Instruction:
Your task is to output the entries below word for word.

---+---

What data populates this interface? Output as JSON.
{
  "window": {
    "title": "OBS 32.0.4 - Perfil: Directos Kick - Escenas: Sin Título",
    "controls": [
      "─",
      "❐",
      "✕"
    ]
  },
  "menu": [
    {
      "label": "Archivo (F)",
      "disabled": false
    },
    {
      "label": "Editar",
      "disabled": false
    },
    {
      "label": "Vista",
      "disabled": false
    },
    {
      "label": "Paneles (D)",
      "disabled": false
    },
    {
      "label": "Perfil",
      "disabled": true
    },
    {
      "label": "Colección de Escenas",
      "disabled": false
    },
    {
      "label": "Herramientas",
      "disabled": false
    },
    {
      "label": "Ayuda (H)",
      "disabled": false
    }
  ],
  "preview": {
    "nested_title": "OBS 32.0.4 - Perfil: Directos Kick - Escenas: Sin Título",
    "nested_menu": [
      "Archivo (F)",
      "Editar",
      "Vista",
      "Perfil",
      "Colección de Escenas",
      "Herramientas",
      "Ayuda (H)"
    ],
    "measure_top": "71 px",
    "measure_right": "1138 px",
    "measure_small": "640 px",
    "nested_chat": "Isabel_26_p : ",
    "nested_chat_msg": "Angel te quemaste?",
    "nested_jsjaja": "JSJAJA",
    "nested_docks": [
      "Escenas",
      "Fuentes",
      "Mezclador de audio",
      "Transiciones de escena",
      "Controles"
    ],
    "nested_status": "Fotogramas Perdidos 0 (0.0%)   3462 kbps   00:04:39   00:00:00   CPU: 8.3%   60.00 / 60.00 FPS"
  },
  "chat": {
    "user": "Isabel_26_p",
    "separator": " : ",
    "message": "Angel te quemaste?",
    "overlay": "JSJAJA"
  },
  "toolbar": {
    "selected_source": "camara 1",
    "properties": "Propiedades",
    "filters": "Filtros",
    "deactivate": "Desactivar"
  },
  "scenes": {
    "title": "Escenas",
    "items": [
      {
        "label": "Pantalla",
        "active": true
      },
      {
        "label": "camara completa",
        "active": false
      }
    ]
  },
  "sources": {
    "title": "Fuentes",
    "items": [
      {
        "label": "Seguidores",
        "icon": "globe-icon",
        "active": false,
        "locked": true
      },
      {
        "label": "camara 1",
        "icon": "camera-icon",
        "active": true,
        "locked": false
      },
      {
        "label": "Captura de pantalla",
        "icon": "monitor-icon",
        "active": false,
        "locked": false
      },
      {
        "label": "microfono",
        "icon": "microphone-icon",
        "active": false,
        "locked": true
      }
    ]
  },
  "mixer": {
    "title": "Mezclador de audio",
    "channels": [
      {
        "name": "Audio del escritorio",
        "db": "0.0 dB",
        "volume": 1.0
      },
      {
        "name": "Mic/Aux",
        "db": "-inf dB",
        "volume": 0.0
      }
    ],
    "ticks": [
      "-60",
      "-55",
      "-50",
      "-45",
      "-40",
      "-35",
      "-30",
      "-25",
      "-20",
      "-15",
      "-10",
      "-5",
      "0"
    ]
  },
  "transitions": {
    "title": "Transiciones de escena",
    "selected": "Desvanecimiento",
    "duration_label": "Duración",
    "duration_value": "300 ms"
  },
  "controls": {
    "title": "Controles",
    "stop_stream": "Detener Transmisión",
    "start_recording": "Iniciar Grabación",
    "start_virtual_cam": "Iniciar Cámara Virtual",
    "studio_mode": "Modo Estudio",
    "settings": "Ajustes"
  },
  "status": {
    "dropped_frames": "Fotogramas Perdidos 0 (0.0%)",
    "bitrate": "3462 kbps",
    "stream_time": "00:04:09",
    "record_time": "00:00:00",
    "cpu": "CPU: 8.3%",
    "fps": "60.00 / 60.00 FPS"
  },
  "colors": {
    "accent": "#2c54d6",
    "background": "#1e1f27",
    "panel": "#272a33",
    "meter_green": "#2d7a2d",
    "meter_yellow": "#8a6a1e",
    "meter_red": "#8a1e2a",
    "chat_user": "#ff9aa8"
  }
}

---+---

Answer in full:
What data populates this interface? Output as JSON.
{
  "window": {
    "title": "OBS 32.0.4 - Perfil: Directos Kick - Escenas: Sin Título",
    "controls": [
      "─",
      "❐",
      "✕"
    ]
  },
  "menu": [
    {
      "label": "Archivo (F)",
      "disabled": false
    },
    {
      "label": "Editar",
      "disabled": false
    },
    {
      "label": "Vista",
      "disabled": false
    },
    {
      "label": "Paneles (D)",
      "disabled": false
    },
    {
      "label": "Perfil",
      "disabled": true
    },
    {
      "label": "Colección de Escenas",
      "disabled": false
    },
    {
      "label": "Herramientas",
      "disabled": false
    },
    {
      "label": "Ayuda (H)",
      "disabled": false
    }
  ],
  "preview": {
    "nested_title": "OBS 32.0.4 - Perfil: Directos Kick - Escenas: Sin Título",
    "nested_menu": [
      "Archivo (F)",
      "Editar",
      "Vista",
      "Perfil",
      "Colección de Escenas",
      "Herramientas",
      "Ayuda (H)"
    ],
    "measure_top": "71 px",
    "measure_right": "1138 px",
    "measure_small": "640 px",
    "nested_chat": "Isabel_26_p : ",
    "nested_chat_msg": "Angel te quemaste?",
    "nested_jsjaja": "JSJAJA",
    "nested_docks": [
      "Escenas",
      "Fuentes",
      "Mezclador de audio",
      "Transiciones de escena",
      "Controles"
    ],
    "nested_status": "Fotogramas Perdidos 0 (0.0%)   3462 kbps   00:04:39   00:00:00   CPU: 8.3%   60.00 / 60.00 FPS"
  },
  "chat": {
    "user": "Isabel_26_p",
    "separator": " : ",
    "message": "Angel te quemaste?",
    "overlay": "JSJAJA"
  },
  "toolbar": {
    "selected_source": "camara 1",
    "properties": "Propiedades",
    "filters": "Filtros",
    "deactivate": "Desactivar"
  },
  "scenes": {
    "title": "Escenas",
    "items": [
      {
        "label": "Pantalla",
        "active": true
      },
      {
        "label": "camara completa",
        "active": false
      }
    ]
  },
  "sources": {
    "title": "Fuentes",
    "items": [
      {
        "label": "Seguidores",
        "icon": "globe-icon",
        "active": false,
        "locked": true
      },
      {
        "label": "camara 1",
        "icon": "camera-icon",
        "active": true,
        "locked": false
      },
      {
        "label": "Captura de pantalla",
        "icon": "monitor-icon",
        "active": false,
        "locked": false
      },
      {
        "label": "microfono",
        "icon": "microphone-icon",
        "active": false,
        "locked": true
      }
    ]
  },
  "mixer": {
    "title": "Mezclador de audio",
    "channels": [
      {
        "name": "Audio del escritorio",
        "db": "0.0 dB",
        "volume": 1.0
      },
      {
        "name": "Mic/Aux",
        "db": "-inf dB",
        "volume": 0.0
      }
    ],
    "ticks": [
      "-60",
      "-55",
      "-50",
      "-45",
      "-40",
      "-35",
      "-30",
      "-25",
      "-20",
      "-15",
      "-10",
      "-5",
      "0"
    ]
  },
  "transitions": {
    "title": "Transiciones de escena",
    "selected": "Desvanecimiento",
    "duration_label": "Duración",
    "duration_value": "300 ms"
  },
  "controls": {
    "title": "Controles",
    "stop_stream": "Detener Transmisión",
    "start_recording": "Iniciar Grabación",
    "start_virtual_cam": "Iniciar Cámara Virtual",
    "studio_mode": "Modo Estudio",
    "settings": "Ajustes"
  },
  "status": {
    "dropped_frames": "Fotogramas Perdidos 0 (0.0%)",
    "bitrate": "3462 kbps",
    "stream_time": "00:04:09",
    "record_time": "00:00:00",
    "cpu": "CPU: 8.3%",
    "fps": "60.00 / 60.00 FPS"
  },
  "colors": {
    "accent": "#2c54d6",
    "background": "#1e1f27",
    "panel": "#272a33",
    "meter_green": "#2d7a2d",
    "meter_yellow": "#8a6a1e",
    "meter_red": "#8a1e2a",
    "chat_user": "#ff9aa8"
  }
}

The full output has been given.